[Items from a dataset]

_ _ _ _ _ _ _

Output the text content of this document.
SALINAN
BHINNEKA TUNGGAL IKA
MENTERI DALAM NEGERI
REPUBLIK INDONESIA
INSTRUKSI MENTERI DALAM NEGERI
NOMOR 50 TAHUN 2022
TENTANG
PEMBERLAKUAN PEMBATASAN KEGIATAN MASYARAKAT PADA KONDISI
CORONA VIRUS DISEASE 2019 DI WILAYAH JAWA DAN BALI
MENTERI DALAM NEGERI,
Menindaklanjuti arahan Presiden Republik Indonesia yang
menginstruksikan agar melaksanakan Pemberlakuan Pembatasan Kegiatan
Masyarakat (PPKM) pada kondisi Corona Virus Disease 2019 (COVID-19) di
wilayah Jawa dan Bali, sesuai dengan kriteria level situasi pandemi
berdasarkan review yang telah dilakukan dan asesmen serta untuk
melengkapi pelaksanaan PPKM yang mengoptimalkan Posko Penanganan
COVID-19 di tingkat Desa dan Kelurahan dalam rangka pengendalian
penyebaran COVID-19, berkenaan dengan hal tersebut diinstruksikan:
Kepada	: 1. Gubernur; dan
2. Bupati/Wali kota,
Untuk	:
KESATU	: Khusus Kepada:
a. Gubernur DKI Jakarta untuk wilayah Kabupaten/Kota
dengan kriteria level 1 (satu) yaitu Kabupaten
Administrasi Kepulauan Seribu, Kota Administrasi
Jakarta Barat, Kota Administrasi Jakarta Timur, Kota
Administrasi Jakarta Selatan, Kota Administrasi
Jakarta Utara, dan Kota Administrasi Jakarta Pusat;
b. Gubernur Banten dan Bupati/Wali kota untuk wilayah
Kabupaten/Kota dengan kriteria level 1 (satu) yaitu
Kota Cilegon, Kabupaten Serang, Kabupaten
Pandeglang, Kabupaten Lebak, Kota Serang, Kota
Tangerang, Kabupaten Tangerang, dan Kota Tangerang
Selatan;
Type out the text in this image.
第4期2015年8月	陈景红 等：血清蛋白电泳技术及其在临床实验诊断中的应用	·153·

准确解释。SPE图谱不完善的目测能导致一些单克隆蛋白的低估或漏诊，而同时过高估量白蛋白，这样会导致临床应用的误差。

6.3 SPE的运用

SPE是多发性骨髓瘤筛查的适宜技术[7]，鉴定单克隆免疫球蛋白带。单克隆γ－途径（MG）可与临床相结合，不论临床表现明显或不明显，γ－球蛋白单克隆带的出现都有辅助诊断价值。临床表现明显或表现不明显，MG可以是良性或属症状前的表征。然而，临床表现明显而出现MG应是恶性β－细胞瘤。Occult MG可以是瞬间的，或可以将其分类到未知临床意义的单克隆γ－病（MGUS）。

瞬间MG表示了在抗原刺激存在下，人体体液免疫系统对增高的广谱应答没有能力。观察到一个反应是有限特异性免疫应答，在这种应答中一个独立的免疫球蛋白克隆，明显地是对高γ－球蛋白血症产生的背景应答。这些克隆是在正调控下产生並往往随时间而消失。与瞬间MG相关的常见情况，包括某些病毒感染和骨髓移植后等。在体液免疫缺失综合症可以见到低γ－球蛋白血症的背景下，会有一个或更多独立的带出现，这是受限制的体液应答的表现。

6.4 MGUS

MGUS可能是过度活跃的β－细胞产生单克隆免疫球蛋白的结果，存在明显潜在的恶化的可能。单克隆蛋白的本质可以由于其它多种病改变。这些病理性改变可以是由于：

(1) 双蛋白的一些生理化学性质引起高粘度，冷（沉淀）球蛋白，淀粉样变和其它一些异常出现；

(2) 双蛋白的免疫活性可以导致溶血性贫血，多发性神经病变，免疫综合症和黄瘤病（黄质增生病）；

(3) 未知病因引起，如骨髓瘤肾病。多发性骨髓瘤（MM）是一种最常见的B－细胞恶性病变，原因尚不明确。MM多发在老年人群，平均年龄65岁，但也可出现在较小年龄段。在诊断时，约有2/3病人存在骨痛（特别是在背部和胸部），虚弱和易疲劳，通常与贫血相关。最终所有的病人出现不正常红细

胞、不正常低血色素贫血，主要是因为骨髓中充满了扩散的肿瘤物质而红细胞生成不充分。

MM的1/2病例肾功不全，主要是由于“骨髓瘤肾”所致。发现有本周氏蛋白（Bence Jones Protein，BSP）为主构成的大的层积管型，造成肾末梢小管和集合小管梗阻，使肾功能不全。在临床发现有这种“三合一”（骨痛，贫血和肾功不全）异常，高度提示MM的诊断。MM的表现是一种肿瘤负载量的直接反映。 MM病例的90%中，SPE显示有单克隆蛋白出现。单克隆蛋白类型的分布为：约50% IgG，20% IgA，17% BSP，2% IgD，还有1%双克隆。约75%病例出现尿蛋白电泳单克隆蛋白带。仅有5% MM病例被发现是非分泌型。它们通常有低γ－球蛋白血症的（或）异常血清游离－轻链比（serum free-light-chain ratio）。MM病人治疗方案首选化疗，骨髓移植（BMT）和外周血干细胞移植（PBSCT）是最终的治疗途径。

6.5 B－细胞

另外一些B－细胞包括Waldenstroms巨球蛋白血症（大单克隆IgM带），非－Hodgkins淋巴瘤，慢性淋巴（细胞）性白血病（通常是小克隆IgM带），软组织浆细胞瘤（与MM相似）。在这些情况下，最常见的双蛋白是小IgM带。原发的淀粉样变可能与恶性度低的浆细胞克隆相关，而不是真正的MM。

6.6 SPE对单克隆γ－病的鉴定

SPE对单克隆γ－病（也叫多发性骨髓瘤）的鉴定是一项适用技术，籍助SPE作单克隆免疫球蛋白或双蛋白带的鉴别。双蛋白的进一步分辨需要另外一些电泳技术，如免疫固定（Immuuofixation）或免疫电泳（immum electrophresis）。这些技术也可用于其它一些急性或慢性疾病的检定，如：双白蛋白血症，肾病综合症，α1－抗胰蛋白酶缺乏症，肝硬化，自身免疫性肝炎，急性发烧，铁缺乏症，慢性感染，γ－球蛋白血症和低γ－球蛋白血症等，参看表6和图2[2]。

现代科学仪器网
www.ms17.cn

_ _ _ _ _ _ _

**GOAL OF THE EXERCISE**. The entries above must each be repeated exactly.

**ANSWER SPACE**.
Output the text content of this document.
SALINAN
BHINNEKA TUNGGAL IKA
MENTERI DALAM NEGERI
REPUBLIK INDONESIA
INSTRUKSI MENTERI DALAM NEGERI
NOMOR 50 TAHUN 2022
TENTANG
PEMBERLAKUAN PEMBATASAN KEGIATAN MASYARAKAT PADA KONDISI
CORONA VIRUS DISEASE 2019 DI WILAYAH JAWA DAN BALI
MENTERI DALAM NEGERI,
Menindaklanjuti arahan Presiden Republik Indonesia yang
menginstruksikan agar melaksanakan Pemberlakuan Pembatasan Kegiatan
Masyarakat (PPKM) pada kondisi Corona Virus Disease 2019 (COVID-19) di
wilayah Jawa dan Bali, sesuai dengan kriteria level situasi pandemi
berdasarkan review yang telah dilakukan dan asesmen serta untuk
melengkapi pelaksanaan PPKM yang mengoptimalkan Posko Penanganan
COVID-19 di tingkat Desa dan Kelurahan dalam rangka pengendalian
penyebaran COVID-19, berkenaan dengan hal tersebut diinstruksikan:
Kepada	: 1. Gubernur; dan
2. Bupati/Wali kota,
Untuk	:
KESATU	: Khusus Kepada:
a. Gubernur DKI Jakarta untuk wilayah Kabupaten/Kota
dengan kriteria level 1 (satu) yaitu Kabupaten
Administrasi Kepulauan Seribu, Kota Administrasi
Jakarta Barat, Kota Administrasi Jakarta Timur, Kota
Administrasi Jakarta Selatan, Kota Administrasi
Jakarta Utara, dan Kota Administrasi Jakarta Pusat;
b. Gubernur Banten dan Bupati/Wali kota untuk wilayah
Kabupaten/Kota dengan kriteria level 1 (satu) yaitu
Kota Cilegon, Kabupaten Serang, Kabupaten
Pandeglang, Kabupaten Lebak, Kota Serang, Kota
Tangerang, Kabupaten Tangerang, dan Kota Tangerang
Selatan;
Type out the text in this image.
第4期2015年8月	陈景红 等：血清蛋白电泳技术及其在临床实验诊断中的应用	·153·

准确解释。SPE图谱不完善的目测能导致一些单克隆蛋白的低估或漏诊，而同时过高估量白蛋白，这样会导致临床应用的误差。

6.3 SPE的运用

SPE是多发性骨髓瘤筛查的适宜技术[7]，鉴定单克隆免疫球蛋白带。单克隆γ－途径（MG）可与临床相结合，不论临床表现明显或不明显，γ－球蛋白单克隆带的出现都有辅助诊断价值。临床表现明显或表现不明显，MG可以是良性或属症状前的表征。然而，临床表现明显而出现MG应是恶性β－细胞瘤。Occult MG可以是瞬间的，或可以将其分类到未知临床意义的单克隆γ－病（MGUS）。

瞬间MG表示了在抗原刺激存在下，人体体液免疫系统对增高的广谱应答没有能力。观察到一个反应是有限特异性免疫应答，在这种应答中一个独立的免疫球蛋白克隆，明显地是对高γ－球蛋白血症产生的背景应答。这些克隆是在正调控下产生並往往随时间而消失。与瞬间MG相关的常见情况，包括某些病毒感染和骨髓移植后等。在体液免疫缺失综合症可以见到低γ－球蛋白血症的背景下，会有一个或更多独立的带出现，这是受限制的体液应答的表现。

6.4 MGUS

MGUS可能是过度活跃的β－细胞产生单克隆免疫球蛋白的结果，存在明显潜在的恶化的可能。单克隆蛋白的本质可以由于其它多种病改变。这些病理性改变可以是由于：

(1) 双蛋白的一些生理化学性质引起高粘度，冷（沉淀）球蛋白，淀粉样变和其它一些异常出现；

(2) 双蛋白的免疫活性可以导致溶血性贫血，多发性神经病变，免疫综合症和黄瘤病（黄质增生病）；

(3) 未知病因引起，如骨髓瘤肾病。多发性骨髓瘤（MM）是一种最常见的B－细胞恶性病变，原因尚不明确。MM多发在老年人群，平均年龄65岁，但也可出现在较小年龄段。在诊断时，约有2/3病人存在骨痛（特别是在背部和胸部），虚弱和易疲劳，通常与贫血相关。最终所有的病人出现不正常红细

胞、不正常低血色素贫血，主要是因为骨髓中充满了扩散的肿瘤物质而红细胞生成不充分。

MM的1/2病例肾功不全，主要是由于“骨髓瘤肾”所致。发现有本周氏蛋白（Bence Jones Protein，BSP）为主构成的大的层积管型，造成肾末梢小管和集合小管梗阻，使肾功能不全。在临床发现有这种“三合一”（骨痛，贫血和肾功不全）异常，高度提示MM的诊断。MM的表现是一种肿瘤负载量的直接反映。 MM病例的90%中，SPE显示有单克隆蛋白出现。单克隆蛋白类型的分布为：约50% IgG，20% IgA，17% BSP，2% IgD，还有1%双克隆。约75%病例出现尿蛋白电泳单克隆蛋白带。仅有5% MM病例被发现是非分泌型。它们通常有低γ－球蛋白血症的（或）异常血清游离－轻链比（serum free-light-chain ratio）。MM病人治疗方案首选化疗，骨髓移植（BMT）和外周血干细胞移植（PBSCT）是最终的治疗途径。

6.5 B－细胞

另外一些B－细胞包括Waldenstroms巨球蛋白血症（大单克隆IgM带），非－Hodgkins淋巴瘤，慢性淋巴（细胞）性白血病（通常是小克隆IgM带），软组织浆细胞瘤（与MM相似）。在这些情况下，最常见的双蛋白是小IgM带。原发的淀粉样变可能与恶性度低的浆细胞克隆相关，而不是真正的MM。

6.6 SPE对单克隆γ－病的鉴定

SPE对单克隆γ－病（也叫多发性骨髓瘤）的鉴定是一项适用技术，籍助SPE作单克隆免疫球蛋白或双蛋白带的鉴别。双蛋白的进一步分辨需要另外一些电泳技术，如免疫固定（Immuuofixation）或免疫电泳（immum electrophresis）。这些技术也可用于其它一些急性或慢性疾病的检定，如：双白蛋白血症，肾病综合症，α1－抗胰蛋白酶缺乏症，肝硬化，自身免疫性肝炎，急性发烧，铁缺乏症，慢性感染，γ－球蛋白血症和低γ－球蛋白血症等，参看表6和图2[2]。

现代科学仪器网
www.ms17.cn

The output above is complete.